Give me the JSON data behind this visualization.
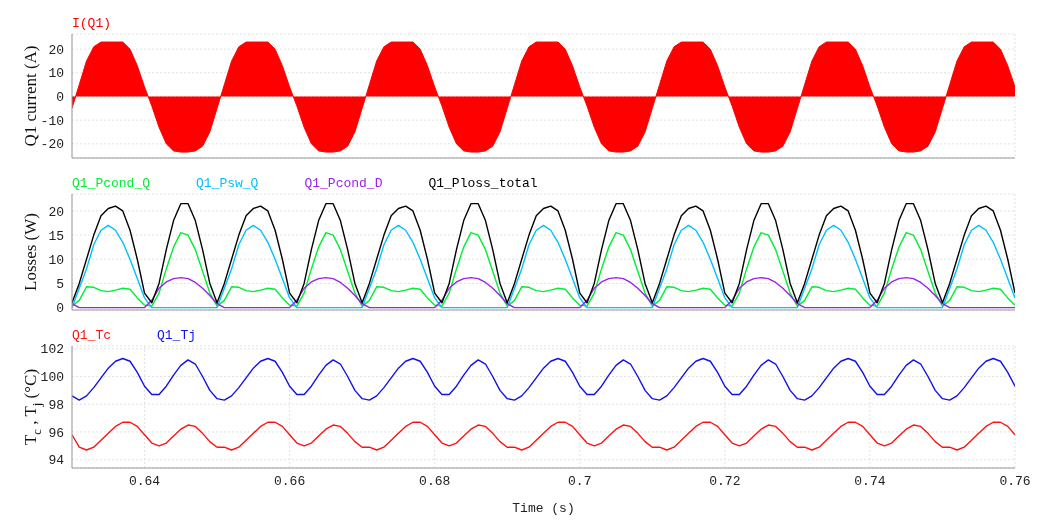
{
  "chart_data": [
    {
      "type": "area",
      "ylabel": "Q1 current (A)",
      "ylim": [
        -26,
        26.4
      ],
      "yticks": [
        -20,
        -10,
        0,
        10,
        20
      ],
      "xlim": [
        0.63,
        0.76
      ],
      "xticks": [
        0.64,
        0.66,
        0.68,
        0.7,
        0.72,
        0.74,
        0.76
      ],
      "tick_labels": "y",
      "grid": true,
      "legend": "top left",
      "x": [
        0.63,
        0.631,
        0.632,
        0.633,
        0.634,
        0.635,
        0.636,
        0.637,
        0.638,
        0.639,
        0.64,
        0.641,
        0.642,
        0.643,
        0.644,
        0.645,
        0.646,
        0.647,
        0.648,
        0.649,
        0.65,
        0.651,
        0.652,
        0.653,
        0.654,
        0.655,
        0.656,
        0.657,
        0.658,
        0.659,
        0.66,
        0.661,
        0.662,
        0.663,
        0.664,
        0.665,
        0.666,
        0.667,
        0.668,
        0.669,
        0.67,
        0.671,
        0.672,
        0.673,
        0.674,
        0.675,
        0.676,
        0.677,
        0.678,
        0.679,
        0.68,
        0.681,
        0.682,
        0.683,
        0.684,
        0.685,
        0.686,
        0.687,
        0.688,
        0.689,
        0.69,
        0.691,
        0.692,
        0.693,
        0.694,
        0.695,
        0.696,
        0.697,
        0.698,
        0.699,
        0.7,
        0.701,
        0.702,
        0.703,
        0.704,
        0.705,
        0.706,
        0.707,
        0.708,
        0.709,
        0.71,
        0.711,
        0.712,
        0.713,
        0.714,
        0.715,
        0.716,
        0.717,
        0.718,
        0.719,
        0.72,
        0.721,
        0.722,
        0.723,
        0.724,
        0.725,
        0.726,
        0.727,
        0.728,
        0.729,
        0.73,
        0.731,
        0.732,
        0.733,
        0.734,
        0.735,
        0.736,
        0.737,
        0.738,
        0.739,
        0.74,
        0.741,
        0.742,
        0.743,
        0.744,
        0.745,
        0.746,
        0.747,
        0.748,
        0.749,
        0.75,
        0.751,
        0.752,
        0.753,
        0.754,
        0.755,
        0.756,
        0.757,
        0.758,
        0.759,
        0.76
      ],
      "series": [
        {
          "name": "I(Q1)",
          "color": "#ff0000",
          "values": [
            -5,
            5,
            15,
            21,
            23,
            23,
            23,
            23,
            20,
            13,
            4,
            -4,
            -13,
            -20,
            -23,
            -23.5,
            -23.5,
            -23,
            -21,
            -15,
            -5,
            5,
            15,
            21,
            23,
            23,
            23,
            23,
            20,
            13,
            4,
            -4,
            -13,
            -20,
            -23,
            -23.5,
            -23.5,
            -23,
            -21,
            -15,
            -5,
            5,
            15,
            21,
            23,
            23,
            23,
            23,
            20,
            13,
            4,
            -4,
            -13,
            -20,
            -23,
            -23.5,
            -23.5,
            -23,
            -21,
            -15,
            -5,
            5,
            15,
            21,
            23,
            23,
            23,
            23,
            20,
            13,
            4,
            -4,
            -13,
            -20,
            -23,
            -23.5,
            -23.5,
            -23,
            -21,
            -15,
            -5,
            5,
            15,
            21,
            23,
            23,
            23,
            23,
            20,
            13,
            4,
            -4,
            -13,
            -20,
            -23,
            -23.5,
            -23.5,
            -23,
            -21,
            -15,
            -5,
            5,
            15,
            21,
            23,
            23,
            23,
            23,
            20,
            13,
            4,
            -4,
            -13,
            -20,
            -23,
            -23.5,
            -23.5,
            -23,
            -21,
            -15,
            -5,
            5,
            15,
            21,
            23,
            23,
            23,
            23,
            20,
            13,
            4
          ]
        }
      ]
    },
    {
      "type": "line",
      "ylabel": "Losses (W)",
      "ylim": [
        -0.5,
        23.5
      ],
      "yticks": [
        0,
        5,
        10,
        15,
        20
      ],
      "xlim": [
        0.63,
        0.76
      ],
      "xticks": [
        0.64,
        0.66,
        0.68,
        0.7,
        0.72,
        0.74,
        0.76
      ],
      "tick_labels": "y",
      "grid": true,
      "legend": "top left",
      "x": [
        0.63,
        0.631,
        0.632,
        0.633,
        0.634,
        0.635,
        0.636,
        0.637,
        0.638,
        0.639,
        0.64,
        0.641,
        0.642,
        0.643,
        0.644,
        0.645,
        0.646,
        0.647,
        0.648,
        0.649,
        0.65,
        0.651,
        0.652,
        0.653,
        0.654,
        0.655,
        0.656,
        0.657,
        0.658,
        0.659,
        0.66,
        0.661,
        0.662,
        0.663,
        0.664,
        0.665,
        0.666,
        0.667,
        0.668,
        0.669,
        0.67,
        0.671,
        0.672,
        0.673,
        0.674,
        0.675,
        0.676,
        0.677,
        0.678,
        0.679,
        0.68,
        0.681,
        0.682,
        0.683,
        0.684,
        0.685,
        0.686,
        0.687,
        0.688,
        0.689,
        0.69,
        0.691,
        0.692,
        0.693,
        0.694,
        0.695,
        0.696,
        0.697,
        0.698,
        0.699,
        0.7,
        0.701,
        0.702,
        0.703,
        0.704,
        0.705,
        0.706,
        0.707,
        0.708,
        0.709,
        0.71,
        0.711,
        0.712,
        0.713,
        0.714,
        0.715,
        0.716,
        0.717,
        0.718,
        0.719,
        0.72,
        0.721,
        0.722,
        0.723,
        0.724,
        0.725,
        0.726,
        0.727,
        0.728,
        0.729,
        0.73,
        0.731,
        0.732,
        0.733,
        0.734,
        0.735,
        0.736,
        0.737,
        0.738,
        0.739,
        0.74,
        0.741,
        0.742,
        0.743,
        0.744,
        0.745,
        0.746,
        0.747,
        0.748,
        0.749,
        0.75,
        0.751,
        0.752,
        0.753,
        0.754,
        0.755,
        0.756,
        0.757,
        0.758,
        0.759,
        0.76
      ],
      "series": [
        {
          "name": "Q1_Pcond_Q",
          "color": "#00ee33",
          "values": [
            0.3,
            1.5,
            4.3,
            4.2,
            3.5,
            3.3,
            3.6,
            4,
            3.8,
            2,
            0.5,
            0.3,
            3,
            8,
            12.5,
            15.5,
            15,
            12,
            7.5,
            3,
            0.3,
            1.5,
            4.3,
            4.2,
            3.5,
            3.3,
            3.6,
            4,
            3.8,
            2,
            0.5,
            0.3,
            3,
            8,
            12.5,
            15.5,
            15,
            12,
            7.5,
            3,
            0.3,
            1.5,
            4.3,
            4.2,
            3.5,
            3.3,
            3.6,
            4,
            3.8,
            2,
            0.5,
            0.3,
            3,
            8,
            12.5,
            15.5,
            15,
            12,
            7.5,
            3,
            0.3,
            1.5,
            4.3,
            4.2,
            3.5,
            3.3,
            3.6,
            4,
            3.8,
            2,
            0.5,
            0.3,
            3,
            8,
            12.5,
            15.5,
            15,
            12,
            7.5,
            3,
            0.3,
            1.5,
            4.3,
            4.2,
            3.5,
            3.3,
            3.6,
            4,
            3.8,
            2,
            0.5,
            0.3,
            3,
            8,
            12.5,
            15.5,
            15,
            12,
            7.5,
            3,
            0.3,
            1.5,
            4.3,
            4.2,
            3.5,
            3.3,
            3.6,
            4,
            3.8,
            2,
            0.5,
            0.3,
            3,
            8,
            12.5,
            15.5,
            15,
            12,
            7.5,
            3,
            0.3,
            1.5,
            4.3,
            4.2,
            3.5,
            3.3,
            3.6,
            4,
            3.8,
            2,
            0.5
          ]
        },
        {
          "name": "Q1_Psw_Q",
          "color": "#00bfff",
          "values": [
            0,
            4,
            8,
            13,
            16,
            17,
            16,
            13.5,
            10,
            6,
            2,
            0,
            0,
            0,
            0,
            0,
            0,
            0,
            0,
            0,
            0,
            4,
            8,
            13,
            16,
            17,
            16,
            13.5,
            10,
            6,
            2,
            0,
            0,
            0,
            0,
            0,
            0,
            0,
            0,
            0,
            0,
            4,
            8,
            13,
            16,
            17,
            16,
            13.5,
            10,
            6,
            2,
            0,
            0,
            0,
            0,
            0,
            0,
            0,
            0,
            0,
            0,
            4,
            8,
            13,
            16,
            17,
            16,
            13.5,
            10,
            6,
            2,
            0,
            0,
            0,
            0,
            0,
            0,
            0,
            0,
            0,
            0,
            4,
            8,
            13,
            16,
            17,
            16,
            13.5,
            10,
            6,
            2,
            0,
            0,
            0,
            0,
            0,
            0,
            0,
            0,
            0,
            0,
            4,
            8,
            13,
            16,
            17,
            16,
            13.5,
            10,
            6,
            2,
            0,
            0,
            0,
            0,
            0,
            0,
            0,
            0,
            0,
            0,
            4,
            8,
            13,
            16,
            17,
            16,
            13.5,
            10,
            6,
            2
          ]
        },
        {
          "name": "Q1_Pcond_D",
          "color": "#9922ee",
          "values": [
            0.8,
            0,
            0,
            0,
            0,
            0,
            0,
            0,
            0,
            0,
            0,
            1.5,
            4,
            5.3,
            6,
            6.2,
            6,
            5.2,
            4,
            2.5,
            0.8,
            0,
            0,
            0,
            0,
            0,
            0,
            0,
            0,
            0,
            0,
            1.5,
            4,
            5.3,
            6,
            6.2,
            6,
            5.2,
            4,
            2.5,
            0.8,
            0,
            0,
            0,
            0,
            0,
            0,
            0,
            0,
            0,
            0,
            1.5,
            4,
            5.3,
            6,
            6.2,
            6,
            5.2,
            4,
            2.5,
            0.8,
            0,
            0,
            0,
            0,
            0,
            0,
            0,
            0,
            0,
            0,
            1.5,
            4,
            5.3,
            6,
            6.2,
            6,
            5.2,
            4,
            2.5,
            0.8,
            0,
            0,
            0,
            0,
            0,
            0,
            0,
            0,
            0,
            0,
            1.5,
            4,
            5.3,
            6,
            6.2,
            6,
            5.2,
            4,
            2.5,
            0.8,
            0,
            0,
            0,
            0,
            0,
            0,
            0,
            0,
            0,
            0,
            1.5,
            4,
            5.3,
            6,
            6.2,
            6,
            5.2,
            4,
            2.5,
            0.8,
            0,
            0,
            0,
            0,
            0,
            0,
            0,
            0,
            0,
            0
          ]
        },
        {
          "name": "Q1_Ploss_total",
          "color": "#000000",
          "values": [
            1,
            5,
            10,
            15,
            19,
            20.5,
            21,
            20,
            16,
            10,
            3,
            1,
            5,
            12,
            18,
            21.5,
            21.5,
            18,
            12,
            5,
            1,
            5,
            10,
            15,
            19,
            20.5,
            21,
            20,
            16,
            10,
            3,
            1,
            5,
            12,
            18,
            21.5,
            21.5,
            18,
            12,
            5,
            1,
            5,
            10,
            15,
            19,
            20.5,
            21,
            20,
            16,
            10,
            3,
            1,
            5,
            12,
            18,
            21.5,
            21.5,
            18,
            12,
            5,
            1,
            5,
            10,
            15,
            19,
            20.5,
            21,
            20,
            16,
            10,
            3,
            1,
            5,
            12,
            18,
            21.5,
            21.5,
            18,
            12,
            5,
            1,
            5,
            10,
            15,
            19,
            20.5,
            21,
            20,
            16,
            10,
            3,
            1,
            5,
            12,
            18,
            21.5,
            21.5,
            18,
            12,
            5,
            1,
            5,
            10,
            15,
            19,
            20.5,
            21,
            20,
            16,
            10,
            3,
            1,
            5,
            12,
            18,
            21.5,
            21.5,
            18,
            12,
            5,
            1,
            5,
            10,
            15,
            19,
            20.5,
            21,
            20,
            16,
            10,
            3
          ]
        }
      ]
    },
    {
      "type": "line",
      "ylabel": "T$_{c}$ , T$_{j}$ (°C)",
      "xlabel": "Time (s)",
      "ylim": [
        93.4,
        102.2
      ],
      "yticks": [
        94,
        96,
        98,
        100,
        102
      ],
      "xlim": [
        0.63,
        0.76
      ],
      "xticks": [
        0.64,
        0.66,
        0.68,
        0.7,
        0.72,
        0.74,
        0.76
      ],
      "grid": true,
      "legend": "top left",
      "x": [
        0.63,
        0.631,
        0.632,
        0.633,
        0.634,
        0.635,
        0.636,
        0.637,
        0.638,
        0.639,
        0.64,
        0.641,
        0.642,
        0.643,
        0.644,
        0.645,
        0.646,
        0.647,
        0.648,
        0.649,
        0.65,
        0.651,
        0.652,
        0.653,
        0.654,
        0.655,
        0.656,
        0.657,
        0.658,
        0.659,
        0.66,
        0.661,
        0.662,
        0.663,
        0.664,
        0.665,
        0.666,
        0.667,
        0.668,
        0.669,
        0.67,
        0.671,
        0.672,
        0.673,
        0.674,
        0.675,
        0.676,
        0.677,
        0.678,
        0.679,
        0.68,
        0.681,
        0.682,
        0.683,
        0.684,
        0.685,
        0.686,
        0.687,
        0.688,
        0.689,
        0.69,
        0.691,
        0.692,
        0.693,
        0.694,
        0.695,
        0.696,
        0.697,
        0.698,
        0.699,
        0.7,
        0.701,
        0.702,
        0.703,
        0.704,
        0.705,
        0.706,
        0.707,
        0.708,
        0.709,
        0.71,
        0.711,
        0.712,
        0.713,
        0.714,
        0.715,
        0.716,
        0.717,
        0.718,
        0.719,
        0.72,
        0.721,
        0.722,
        0.723,
        0.724,
        0.725,
        0.726,
        0.727,
        0.728,
        0.729,
        0.73,
        0.731,
        0.732,
        0.733,
        0.734,
        0.735,
        0.736,
        0.737,
        0.738,
        0.739,
        0.74,
        0.741,
        0.742,
        0.743,
        0.744,
        0.745,
        0.746,
        0.747,
        0.748,
        0.749,
        0.75,
        0.751,
        0.752,
        0.753,
        0.754,
        0.755,
        0.756,
        0.757,
        0.758,
        0.759,
        0.76
      ],
      "series": [
        {
          "name": "Q1_Tc",
          "color": "#ff1111",
          "values": [
            95.8,
            94.9,
            94.7,
            94.9,
            95.4,
            95.9,
            96.4,
            96.7,
            96.7,
            96.4,
            95.8,
            95.2,
            95,
            95.2,
            95.7,
            96.2,
            96.5,
            96.4,
            95.9,
            95.3,
            94.9,
            94.9,
            94.7,
            94.9,
            95.4,
            95.9,
            96.4,
            96.7,
            96.7,
            96.4,
            95.8,
            95.2,
            95,
            95.2,
            95.7,
            96.2,
            96.5,
            96.4,
            95.9,
            95.3,
            94.9,
            94.9,
            94.7,
            94.9,
            95.4,
            95.9,
            96.4,
            96.7,
            96.7,
            96.4,
            95.8,
            95.2,
            95,
            95.2,
            95.7,
            96.2,
            96.5,
            96.4,
            95.9,
            95.3,
            94.9,
            94.9,
            94.7,
            94.9,
            95.4,
            95.9,
            96.4,
            96.7,
            96.7,
            96.4,
            95.8,
            95.2,
            95,
            95.2,
            95.7,
            96.2,
            96.5,
            96.4,
            95.9,
            95.3,
            94.9,
            94.9,
            94.7,
            94.9,
            95.4,
            95.9,
            96.4,
            96.7,
            96.7,
            96.4,
            95.8,
            95.2,
            95,
            95.2,
            95.7,
            96.2,
            96.5,
            96.4,
            95.9,
            95.3,
            94.9,
            94.9,
            94.7,
            94.9,
            95.4,
            95.9,
            96.4,
            96.7,
            96.7,
            96.4,
            95.8,
            95.2,
            95,
            95.2,
            95.7,
            96.2,
            96.5,
            96.4,
            95.9,
            95.3,
            94.9,
            94.9,
            94.7,
            94.9,
            95.4,
            95.9,
            96.4,
            96.7,
            96.7,
            96.4,
            95.8
          ]
        },
        {
          "name": "Q1_Tj",
          "color": "#1111ee",
          "values": [
            98.6,
            98.3,
            98.6,
            99.2,
            99.9,
            100.6,
            101.1,
            101.3,
            101.1,
            100.3,
            99.3,
            98.7,
            98.7,
            99.3,
            100.1,
            100.8,
            101.2,
            100.9,
            100,
            99,
            98.4,
            98.3,
            98.6,
            99.2,
            99.9,
            100.6,
            101.1,
            101.3,
            101.1,
            100.3,
            99.3,
            98.7,
            98.7,
            99.3,
            100.1,
            100.8,
            101.2,
            100.9,
            100,
            99,
            98.4,
            98.3,
            98.6,
            99.2,
            99.9,
            100.6,
            101.1,
            101.3,
            101.1,
            100.3,
            99.3,
            98.7,
            98.7,
            99.3,
            100.1,
            100.8,
            101.2,
            100.9,
            100,
            99,
            98.4,
            98.3,
            98.6,
            99.2,
            99.9,
            100.6,
            101.1,
            101.3,
            101.1,
            100.3,
            99.3,
            98.7,
            98.7,
            99.3,
            100.1,
            100.8,
            101.2,
            100.9,
            100,
            99,
            98.4,
            98.3,
            98.6,
            99.2,
            99.9,
            100.6,
            101.1,
            101.3,
            101.1,
            100.3,
            99.3,
            98.7,
            98.7,
            99.3,
            100.1,
            100.8,
            101.2,
            100.9,
            100,
            99,
            98.4,
            98.3,
            98.6,
            99.2,
            99.9,
            100.6,
            101.1,
            101.3,
            101.1,
            100.3,
            99.3,
            98.7,
            98.7,
            99.3,
            100.1,
            100.8,
            101.2,
            100.9,
            100,
            99,
            98.4,
            98.3,
            98.6,
            99.2,
            99.9,
            100.6,
            101.1,
            101.3,
            101.1,
            100.3,
            99.3
          ]
        }
      ]
    }
  ]
}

========================================================================

Exercise requirements.
Copy and report every line where the word "name" is present.

Answer to this task.
          "name": "I(Q1)",
          "name": "Q1_Pcond_Q",
          "name": "Q1_Psw_Q",
          "name": "Q1_Pcond_D",
          "name": "Q1_Ploss_total",
          "name": "Q1_Tc",
          "name": "Q1_Tj",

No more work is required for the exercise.